> [What you are asked to do]
Locate each line holding the string "дороги" and copy it.

> [Data to process]
——————

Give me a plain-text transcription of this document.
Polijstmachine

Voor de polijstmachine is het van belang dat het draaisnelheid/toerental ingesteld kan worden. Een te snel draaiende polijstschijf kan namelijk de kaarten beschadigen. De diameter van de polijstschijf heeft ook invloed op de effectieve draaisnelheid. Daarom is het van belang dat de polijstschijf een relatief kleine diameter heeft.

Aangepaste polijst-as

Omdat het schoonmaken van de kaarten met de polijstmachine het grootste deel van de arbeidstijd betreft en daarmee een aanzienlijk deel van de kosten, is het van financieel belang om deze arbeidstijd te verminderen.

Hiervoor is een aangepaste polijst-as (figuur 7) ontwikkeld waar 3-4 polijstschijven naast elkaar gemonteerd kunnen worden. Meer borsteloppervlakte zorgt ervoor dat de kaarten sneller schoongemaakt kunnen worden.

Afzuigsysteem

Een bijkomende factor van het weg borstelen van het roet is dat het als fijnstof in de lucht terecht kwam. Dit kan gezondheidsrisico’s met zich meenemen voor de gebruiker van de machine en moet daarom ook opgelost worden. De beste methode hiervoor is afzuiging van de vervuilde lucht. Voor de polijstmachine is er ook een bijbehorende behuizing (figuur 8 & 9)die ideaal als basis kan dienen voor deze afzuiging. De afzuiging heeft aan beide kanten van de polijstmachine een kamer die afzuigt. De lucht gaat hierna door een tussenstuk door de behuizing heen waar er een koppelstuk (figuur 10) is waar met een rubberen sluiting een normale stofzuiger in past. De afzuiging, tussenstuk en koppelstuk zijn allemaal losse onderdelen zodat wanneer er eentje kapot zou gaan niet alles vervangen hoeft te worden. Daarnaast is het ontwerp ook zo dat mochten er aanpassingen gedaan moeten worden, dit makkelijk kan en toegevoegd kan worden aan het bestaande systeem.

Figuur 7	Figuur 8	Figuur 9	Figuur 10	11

——————

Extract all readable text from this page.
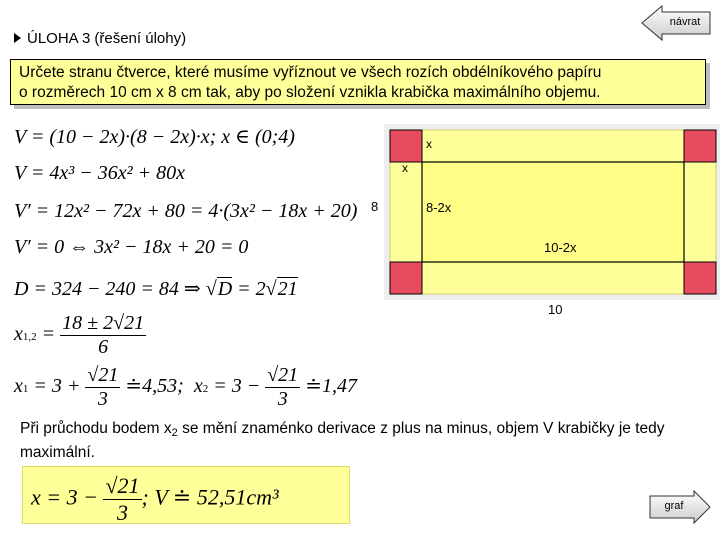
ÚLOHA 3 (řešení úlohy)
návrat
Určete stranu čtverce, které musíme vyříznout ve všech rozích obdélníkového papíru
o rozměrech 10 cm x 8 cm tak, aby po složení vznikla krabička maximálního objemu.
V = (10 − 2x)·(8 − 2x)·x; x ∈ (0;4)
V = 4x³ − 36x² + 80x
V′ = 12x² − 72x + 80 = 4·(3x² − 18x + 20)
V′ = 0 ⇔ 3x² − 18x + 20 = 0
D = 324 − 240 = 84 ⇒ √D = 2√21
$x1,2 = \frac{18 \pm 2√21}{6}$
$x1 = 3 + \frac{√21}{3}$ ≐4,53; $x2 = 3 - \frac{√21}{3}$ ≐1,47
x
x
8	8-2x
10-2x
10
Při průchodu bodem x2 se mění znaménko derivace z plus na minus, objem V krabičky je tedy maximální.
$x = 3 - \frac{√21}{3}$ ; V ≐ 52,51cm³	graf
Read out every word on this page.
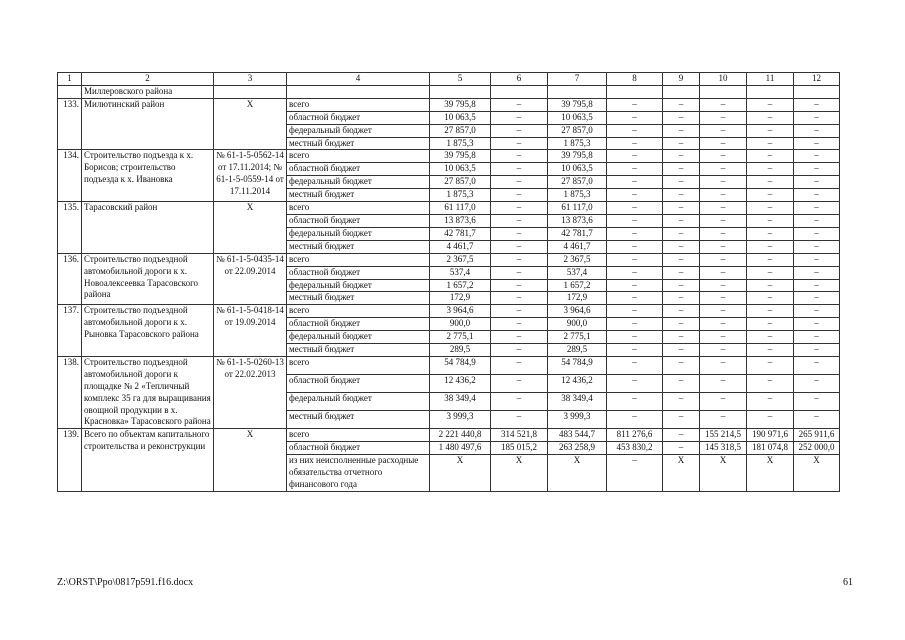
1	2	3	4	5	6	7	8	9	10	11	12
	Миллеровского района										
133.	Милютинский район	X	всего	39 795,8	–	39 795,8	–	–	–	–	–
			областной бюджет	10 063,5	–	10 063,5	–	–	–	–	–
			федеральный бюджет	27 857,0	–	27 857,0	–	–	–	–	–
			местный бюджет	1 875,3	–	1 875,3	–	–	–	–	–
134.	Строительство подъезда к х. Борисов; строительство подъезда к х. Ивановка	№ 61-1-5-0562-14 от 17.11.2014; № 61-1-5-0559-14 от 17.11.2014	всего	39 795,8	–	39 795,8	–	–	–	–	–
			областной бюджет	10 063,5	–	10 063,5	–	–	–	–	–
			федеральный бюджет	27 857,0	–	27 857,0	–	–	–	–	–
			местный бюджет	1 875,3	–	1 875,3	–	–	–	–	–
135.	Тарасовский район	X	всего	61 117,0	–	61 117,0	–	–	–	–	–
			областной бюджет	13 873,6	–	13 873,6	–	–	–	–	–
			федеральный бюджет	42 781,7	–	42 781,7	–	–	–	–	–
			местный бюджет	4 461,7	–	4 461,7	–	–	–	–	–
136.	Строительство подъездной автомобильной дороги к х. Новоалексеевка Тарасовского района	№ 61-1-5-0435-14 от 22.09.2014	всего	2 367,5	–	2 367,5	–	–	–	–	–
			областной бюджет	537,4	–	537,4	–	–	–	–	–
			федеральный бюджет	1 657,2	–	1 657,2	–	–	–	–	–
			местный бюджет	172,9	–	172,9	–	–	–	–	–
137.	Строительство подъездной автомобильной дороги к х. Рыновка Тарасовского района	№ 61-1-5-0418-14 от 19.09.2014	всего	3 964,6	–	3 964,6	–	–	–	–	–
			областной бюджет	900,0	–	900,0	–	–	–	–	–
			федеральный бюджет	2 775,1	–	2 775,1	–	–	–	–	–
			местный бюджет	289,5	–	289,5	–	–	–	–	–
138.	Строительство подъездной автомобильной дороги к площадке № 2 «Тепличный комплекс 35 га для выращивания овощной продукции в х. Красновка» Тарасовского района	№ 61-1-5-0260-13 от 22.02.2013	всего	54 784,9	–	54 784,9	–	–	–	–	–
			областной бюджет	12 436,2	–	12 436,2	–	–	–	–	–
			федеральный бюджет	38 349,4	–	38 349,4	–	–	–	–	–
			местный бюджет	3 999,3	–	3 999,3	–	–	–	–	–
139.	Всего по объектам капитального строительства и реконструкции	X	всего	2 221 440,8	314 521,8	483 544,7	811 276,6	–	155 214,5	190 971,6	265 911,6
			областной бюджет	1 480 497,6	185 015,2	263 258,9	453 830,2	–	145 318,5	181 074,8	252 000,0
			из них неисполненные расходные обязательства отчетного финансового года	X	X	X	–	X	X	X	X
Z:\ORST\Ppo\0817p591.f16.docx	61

——————

> [Task response]
136.	Строительство подъездной автомобильной дороги к х. Новоалексеевка Тарасовского района	№ 61-1-5-0435-14 от 22.09.2014	всего	2 367,5	–	2 367,5	–	–	–	–	–
137.	Строительство подъездной автомобильной дороги к х. Рыновка Тарасовского района	№ 61-1-5-0418-14 от 19.09.2014	всего	3 964,6	–	3 964,6	–	–	–	–	–
138.	Строительство подъездной автомобильной дороги к площадке № 2 «Тепличный комплекс 35 га для выращивания овощной продукции в х. Красновка» Тарасовского района	№ 61-1-5-0260-13 от 22.02.2013	всего	54 784,9	–	54 784,9	–	–	–	–	–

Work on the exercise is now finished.